(DESCRIPTION OF THE TASK) Print the lines of the items word for word, starting with the very first line and stopping after the line that contains "tab-panel: Get Current". Include both of those lines.

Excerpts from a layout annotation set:
--------------------

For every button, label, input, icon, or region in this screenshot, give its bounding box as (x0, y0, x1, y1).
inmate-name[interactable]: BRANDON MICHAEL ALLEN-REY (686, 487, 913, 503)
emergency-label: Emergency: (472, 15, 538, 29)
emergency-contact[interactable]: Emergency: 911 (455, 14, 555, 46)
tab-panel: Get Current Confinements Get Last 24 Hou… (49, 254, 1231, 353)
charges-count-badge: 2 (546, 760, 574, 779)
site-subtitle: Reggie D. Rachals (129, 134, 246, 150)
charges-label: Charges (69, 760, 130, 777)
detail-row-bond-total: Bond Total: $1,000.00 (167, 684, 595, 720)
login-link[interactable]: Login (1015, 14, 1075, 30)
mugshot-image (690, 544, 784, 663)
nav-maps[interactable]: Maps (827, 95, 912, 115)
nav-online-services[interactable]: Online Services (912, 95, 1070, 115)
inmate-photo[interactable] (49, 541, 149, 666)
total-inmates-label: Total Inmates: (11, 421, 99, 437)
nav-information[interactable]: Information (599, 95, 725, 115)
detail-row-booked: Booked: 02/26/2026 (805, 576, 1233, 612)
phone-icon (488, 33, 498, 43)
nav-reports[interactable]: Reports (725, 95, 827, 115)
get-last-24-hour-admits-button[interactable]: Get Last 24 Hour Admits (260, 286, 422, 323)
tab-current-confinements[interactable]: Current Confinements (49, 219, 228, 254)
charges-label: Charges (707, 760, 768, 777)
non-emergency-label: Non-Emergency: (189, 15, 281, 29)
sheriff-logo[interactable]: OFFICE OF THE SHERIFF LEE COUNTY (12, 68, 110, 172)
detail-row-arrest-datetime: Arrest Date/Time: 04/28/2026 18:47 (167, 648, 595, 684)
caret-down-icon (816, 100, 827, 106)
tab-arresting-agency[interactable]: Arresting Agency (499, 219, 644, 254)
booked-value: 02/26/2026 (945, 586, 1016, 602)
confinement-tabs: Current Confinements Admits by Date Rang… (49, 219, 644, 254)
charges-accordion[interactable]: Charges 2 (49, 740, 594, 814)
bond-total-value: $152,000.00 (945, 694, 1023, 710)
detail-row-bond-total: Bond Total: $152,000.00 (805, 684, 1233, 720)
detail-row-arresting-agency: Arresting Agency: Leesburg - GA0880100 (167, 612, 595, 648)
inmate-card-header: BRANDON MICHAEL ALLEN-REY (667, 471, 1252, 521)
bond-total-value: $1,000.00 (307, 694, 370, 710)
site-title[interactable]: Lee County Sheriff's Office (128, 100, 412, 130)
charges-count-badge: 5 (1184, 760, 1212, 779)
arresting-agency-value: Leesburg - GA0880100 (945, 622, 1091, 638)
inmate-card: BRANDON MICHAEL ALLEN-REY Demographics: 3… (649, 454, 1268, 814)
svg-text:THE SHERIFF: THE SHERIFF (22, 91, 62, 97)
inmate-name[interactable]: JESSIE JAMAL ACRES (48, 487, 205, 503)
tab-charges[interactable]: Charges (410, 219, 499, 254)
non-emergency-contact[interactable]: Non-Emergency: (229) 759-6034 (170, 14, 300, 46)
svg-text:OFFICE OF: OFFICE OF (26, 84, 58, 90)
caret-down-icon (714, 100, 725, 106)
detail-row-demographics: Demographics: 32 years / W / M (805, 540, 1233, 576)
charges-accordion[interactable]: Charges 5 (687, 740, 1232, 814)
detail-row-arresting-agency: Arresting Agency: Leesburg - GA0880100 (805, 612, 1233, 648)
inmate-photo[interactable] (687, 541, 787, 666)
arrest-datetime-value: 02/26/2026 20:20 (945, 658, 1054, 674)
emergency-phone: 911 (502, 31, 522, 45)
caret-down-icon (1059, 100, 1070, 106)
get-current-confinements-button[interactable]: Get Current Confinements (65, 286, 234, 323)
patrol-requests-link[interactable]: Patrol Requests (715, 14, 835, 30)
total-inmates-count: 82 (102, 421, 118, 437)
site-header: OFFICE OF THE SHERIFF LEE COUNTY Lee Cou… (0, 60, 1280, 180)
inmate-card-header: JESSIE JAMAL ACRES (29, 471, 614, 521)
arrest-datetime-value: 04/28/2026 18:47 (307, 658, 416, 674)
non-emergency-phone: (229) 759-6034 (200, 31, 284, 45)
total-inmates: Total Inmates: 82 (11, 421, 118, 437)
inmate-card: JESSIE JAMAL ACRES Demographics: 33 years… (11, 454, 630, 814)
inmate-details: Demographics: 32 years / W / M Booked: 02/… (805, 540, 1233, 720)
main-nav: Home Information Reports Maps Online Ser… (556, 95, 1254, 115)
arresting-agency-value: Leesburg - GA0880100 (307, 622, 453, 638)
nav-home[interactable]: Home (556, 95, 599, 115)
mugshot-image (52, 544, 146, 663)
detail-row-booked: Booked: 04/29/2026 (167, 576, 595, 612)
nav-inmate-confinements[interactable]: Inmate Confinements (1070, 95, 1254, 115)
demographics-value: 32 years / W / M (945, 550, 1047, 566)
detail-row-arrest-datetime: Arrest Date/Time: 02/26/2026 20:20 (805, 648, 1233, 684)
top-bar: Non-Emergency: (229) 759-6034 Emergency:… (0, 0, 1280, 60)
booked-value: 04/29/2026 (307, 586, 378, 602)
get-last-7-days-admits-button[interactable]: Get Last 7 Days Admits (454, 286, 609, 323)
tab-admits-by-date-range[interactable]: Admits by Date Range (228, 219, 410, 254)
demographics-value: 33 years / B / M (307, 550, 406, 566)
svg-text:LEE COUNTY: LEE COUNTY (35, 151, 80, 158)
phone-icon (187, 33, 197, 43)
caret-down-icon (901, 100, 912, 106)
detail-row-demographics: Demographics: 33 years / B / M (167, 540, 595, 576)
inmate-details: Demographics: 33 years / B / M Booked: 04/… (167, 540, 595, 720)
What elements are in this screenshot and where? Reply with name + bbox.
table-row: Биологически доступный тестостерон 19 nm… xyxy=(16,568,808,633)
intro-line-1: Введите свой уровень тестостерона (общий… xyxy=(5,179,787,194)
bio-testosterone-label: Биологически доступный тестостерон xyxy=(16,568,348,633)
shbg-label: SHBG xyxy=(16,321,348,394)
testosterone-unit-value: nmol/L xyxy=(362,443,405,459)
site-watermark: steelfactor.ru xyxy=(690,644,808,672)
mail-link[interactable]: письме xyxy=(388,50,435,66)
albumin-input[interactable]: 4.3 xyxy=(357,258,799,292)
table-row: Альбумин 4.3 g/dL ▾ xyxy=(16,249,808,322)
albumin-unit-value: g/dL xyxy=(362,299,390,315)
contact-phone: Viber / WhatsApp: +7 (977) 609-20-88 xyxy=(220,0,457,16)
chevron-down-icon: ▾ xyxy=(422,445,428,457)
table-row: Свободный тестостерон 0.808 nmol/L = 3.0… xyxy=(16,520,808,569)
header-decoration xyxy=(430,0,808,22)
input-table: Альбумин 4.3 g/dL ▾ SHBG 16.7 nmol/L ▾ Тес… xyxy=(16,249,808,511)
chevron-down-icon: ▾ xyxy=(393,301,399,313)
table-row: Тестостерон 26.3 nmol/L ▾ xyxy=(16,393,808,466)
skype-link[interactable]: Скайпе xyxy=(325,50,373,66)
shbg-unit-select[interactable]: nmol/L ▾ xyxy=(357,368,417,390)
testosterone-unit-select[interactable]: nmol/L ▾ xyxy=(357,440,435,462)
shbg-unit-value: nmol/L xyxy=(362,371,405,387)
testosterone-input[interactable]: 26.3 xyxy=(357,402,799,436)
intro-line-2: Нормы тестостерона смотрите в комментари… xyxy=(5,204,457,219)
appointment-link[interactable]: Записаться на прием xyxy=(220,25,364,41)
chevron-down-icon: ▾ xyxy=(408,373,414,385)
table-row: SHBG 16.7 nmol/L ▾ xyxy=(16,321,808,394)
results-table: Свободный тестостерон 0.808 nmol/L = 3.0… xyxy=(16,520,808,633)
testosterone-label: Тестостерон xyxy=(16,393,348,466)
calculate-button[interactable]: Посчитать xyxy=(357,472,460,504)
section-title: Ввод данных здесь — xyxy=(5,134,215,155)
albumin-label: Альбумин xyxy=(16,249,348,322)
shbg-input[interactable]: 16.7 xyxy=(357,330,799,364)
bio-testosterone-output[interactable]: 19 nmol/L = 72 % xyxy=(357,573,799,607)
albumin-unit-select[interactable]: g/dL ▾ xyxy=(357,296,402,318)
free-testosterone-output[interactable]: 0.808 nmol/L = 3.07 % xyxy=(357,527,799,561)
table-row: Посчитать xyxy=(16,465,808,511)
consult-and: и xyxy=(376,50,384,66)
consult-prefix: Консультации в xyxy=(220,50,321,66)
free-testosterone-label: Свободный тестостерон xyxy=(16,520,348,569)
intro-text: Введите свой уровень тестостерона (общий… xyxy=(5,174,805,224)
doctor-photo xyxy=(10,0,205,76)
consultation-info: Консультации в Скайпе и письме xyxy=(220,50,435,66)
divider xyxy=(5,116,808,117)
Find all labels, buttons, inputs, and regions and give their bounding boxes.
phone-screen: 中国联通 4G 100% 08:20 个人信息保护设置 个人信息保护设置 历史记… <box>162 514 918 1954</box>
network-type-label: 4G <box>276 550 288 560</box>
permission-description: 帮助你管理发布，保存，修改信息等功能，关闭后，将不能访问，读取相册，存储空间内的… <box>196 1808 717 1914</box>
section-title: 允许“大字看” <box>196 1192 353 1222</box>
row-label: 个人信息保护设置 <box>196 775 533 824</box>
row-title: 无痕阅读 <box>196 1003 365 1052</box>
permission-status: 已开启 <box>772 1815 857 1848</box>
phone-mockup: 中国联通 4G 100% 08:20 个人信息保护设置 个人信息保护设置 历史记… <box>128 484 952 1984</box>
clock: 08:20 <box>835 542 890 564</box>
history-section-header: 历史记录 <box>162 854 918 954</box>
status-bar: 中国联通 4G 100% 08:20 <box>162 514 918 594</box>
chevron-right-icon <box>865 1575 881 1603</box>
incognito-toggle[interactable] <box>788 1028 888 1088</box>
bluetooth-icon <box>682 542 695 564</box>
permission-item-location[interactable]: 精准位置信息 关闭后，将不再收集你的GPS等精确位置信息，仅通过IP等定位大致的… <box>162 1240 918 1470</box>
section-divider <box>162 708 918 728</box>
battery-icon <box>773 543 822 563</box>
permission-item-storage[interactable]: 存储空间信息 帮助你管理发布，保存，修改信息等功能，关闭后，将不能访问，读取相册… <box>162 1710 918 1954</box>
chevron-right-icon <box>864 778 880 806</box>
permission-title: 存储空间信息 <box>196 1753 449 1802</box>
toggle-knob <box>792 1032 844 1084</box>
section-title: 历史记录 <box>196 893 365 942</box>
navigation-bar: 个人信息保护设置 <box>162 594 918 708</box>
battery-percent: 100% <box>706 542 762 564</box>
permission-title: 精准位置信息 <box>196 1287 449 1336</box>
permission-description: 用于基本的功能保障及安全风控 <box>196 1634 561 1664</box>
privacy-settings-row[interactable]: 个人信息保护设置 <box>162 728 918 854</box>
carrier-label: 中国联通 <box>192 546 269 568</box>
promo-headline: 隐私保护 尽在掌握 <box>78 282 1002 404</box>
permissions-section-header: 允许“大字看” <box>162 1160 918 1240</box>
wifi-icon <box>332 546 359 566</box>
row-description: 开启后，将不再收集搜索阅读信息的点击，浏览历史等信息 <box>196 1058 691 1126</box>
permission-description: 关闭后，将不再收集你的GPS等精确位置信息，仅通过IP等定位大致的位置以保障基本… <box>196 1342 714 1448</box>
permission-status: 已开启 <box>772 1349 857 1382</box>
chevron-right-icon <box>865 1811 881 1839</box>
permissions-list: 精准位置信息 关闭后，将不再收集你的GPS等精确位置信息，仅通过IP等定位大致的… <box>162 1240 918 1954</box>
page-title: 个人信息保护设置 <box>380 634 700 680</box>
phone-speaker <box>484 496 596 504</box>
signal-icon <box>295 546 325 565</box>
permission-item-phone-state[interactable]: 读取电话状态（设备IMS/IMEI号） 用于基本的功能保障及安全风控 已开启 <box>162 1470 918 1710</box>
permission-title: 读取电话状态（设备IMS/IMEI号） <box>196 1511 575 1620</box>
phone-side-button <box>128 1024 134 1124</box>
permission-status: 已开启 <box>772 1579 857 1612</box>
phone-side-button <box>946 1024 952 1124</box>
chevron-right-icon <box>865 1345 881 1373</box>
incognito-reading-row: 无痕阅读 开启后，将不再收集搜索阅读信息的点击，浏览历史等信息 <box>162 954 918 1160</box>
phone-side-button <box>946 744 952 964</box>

--------------------

(ANSWER FOR THE TASK)
For every button, label, input, icon, or region in this screenshot, give its bounding box as (x0, y0, x1, y1).
inmate-name[interactable]: BRANDON MICHAEL ALLEN-REY (686, 487, 913, 503)
emergency-label: Emergency: (472, 15, 538, 29)
emergency-contact[interactable]: Emergency: 911 (455, 14, 555, 46)
tab-panel: Get Current Confinements Get Last 24 Hou… (49, 254, 1231, 353)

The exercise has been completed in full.